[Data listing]
-*-*-

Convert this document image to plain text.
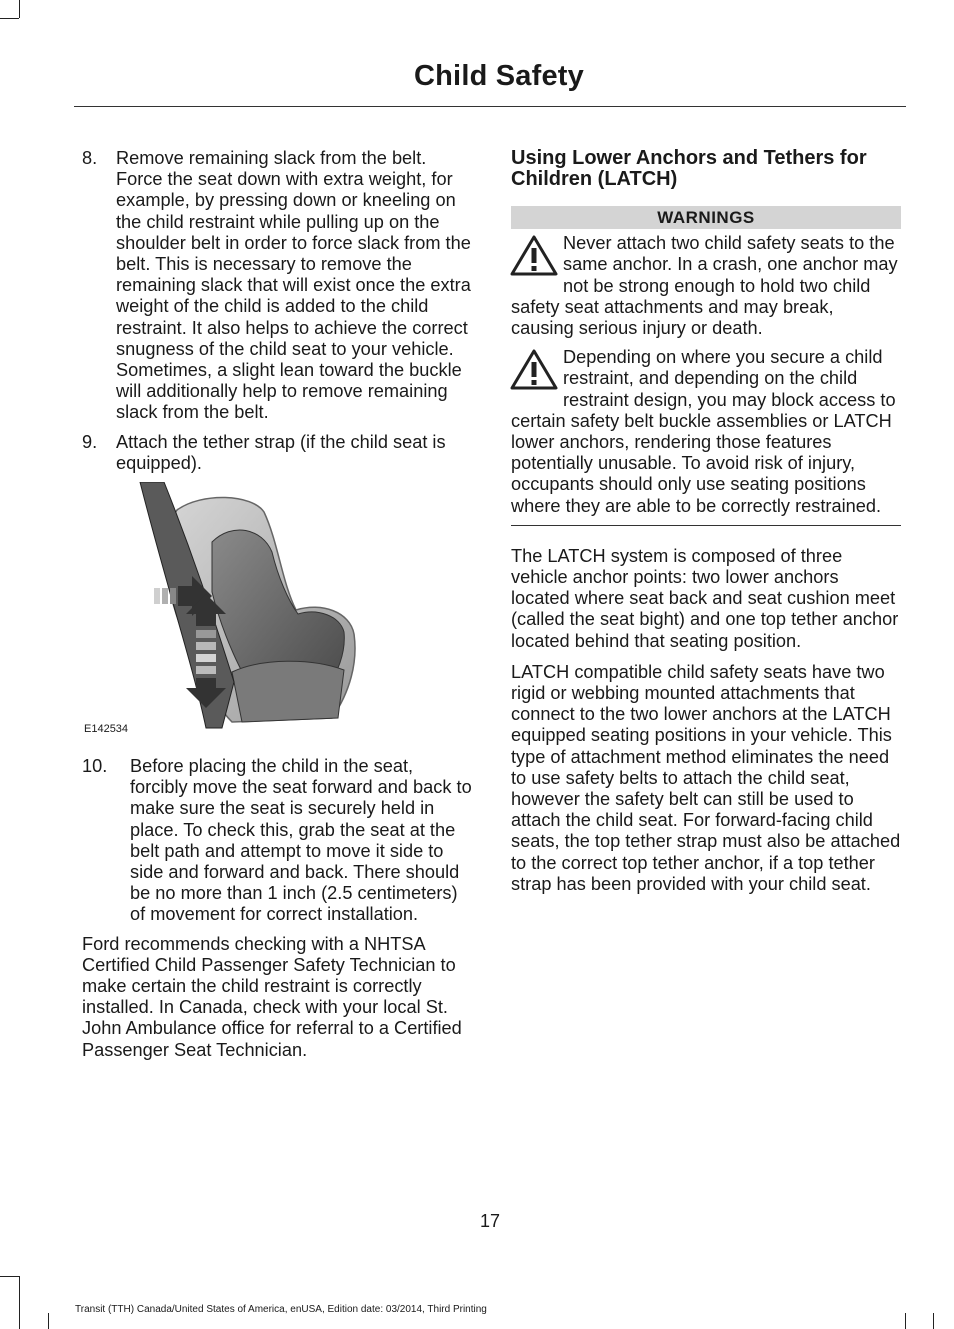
Child Safety
8. Remove remaining slack from the belt. Force the seat down with extra weight, for example, by pressing down or kneeling on the child restraint while pulling up on the shoulder belt in order to force slack from the belt. This is necessary to remove the remaining slack that will exist once the extra weight of the child is added to the child restraint. It also helps to achieve the correct snugness of the child seat to your vehicle. Sometimes, a slight lean toward the buckle will additionally help to remove remaining slack from the belt.
9. Attach the tether strap (if the child seat is equipped).
E142534
10. Before placing the child in the seat, forcibly move the seat forward and back to make sure the seat is securely held in place. To check this, grab the seat at the belt path and attempt to move it side to side and forward and back. There should be no more than 1 inch (2.5 centimeters) of movement for correct installation.

Ford recommends checking with a NHTSA Certified Child Passenger Safety Technician to make certain the child restraint is correctly installed. In Canada, check with your local St. John Ambulance office for referral to a Certified Passenger Seat Technician.

Using Lower Anchors and Tethers for Children (LATCH)
WARNINGS
Never attach two child safety seats to the same anchor. In a crash, one anchor may not be strong enough to hold two child safety seat attachments and may break, causing serious injury or death.
Depending on where you secure a child restraint, and depending on the child restraint design, you may block access to certain safety belt buckle assemblies or LATCH lower anchors, rendering those features potentially unusable. To avoid risk of injury, occupants should only use seating positions where they are able to be correctly restrained.

The LATCH system is composed of three vehicle anchor points: two lower anchors located where seat back and seat cushion meet (called the seat bight) and one top tether anchor located behind that seating position.

LATCH compatible child safety seats have two rigid or webbing mounted attachments that connect to the two lower anchors at the LATCH equipped seating positions in your vehicle. This type of attachment method eliminates the need to use safety belts to attach the child seat, however the safety belt can still be used to attach the child seat. For forward-facing child seats, the top tether strap must also be attached to the correct top tether anchor, if a top tether strap has been provided with your child seat.

17
Transit (TTH) Canada/United States of America, enUSA, Edition date: 03/2014, Third Printing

-*-*-

* _WHAT IS ASKED_: List the lines of the records where "Canada" occurs.

* _FINISHED EXERCISE_:
Ford recommends checking with a NHTSA Certified Child Passenger Safety Technician to make certain the child restraint is correctly installed. In Canada, check with your local St. John Ambulance office for referral to a Certified Passenger Seat Technician.
Transit (TTH) Canada/United States of America, enUSA, Edition date: 03/2014, Third Printing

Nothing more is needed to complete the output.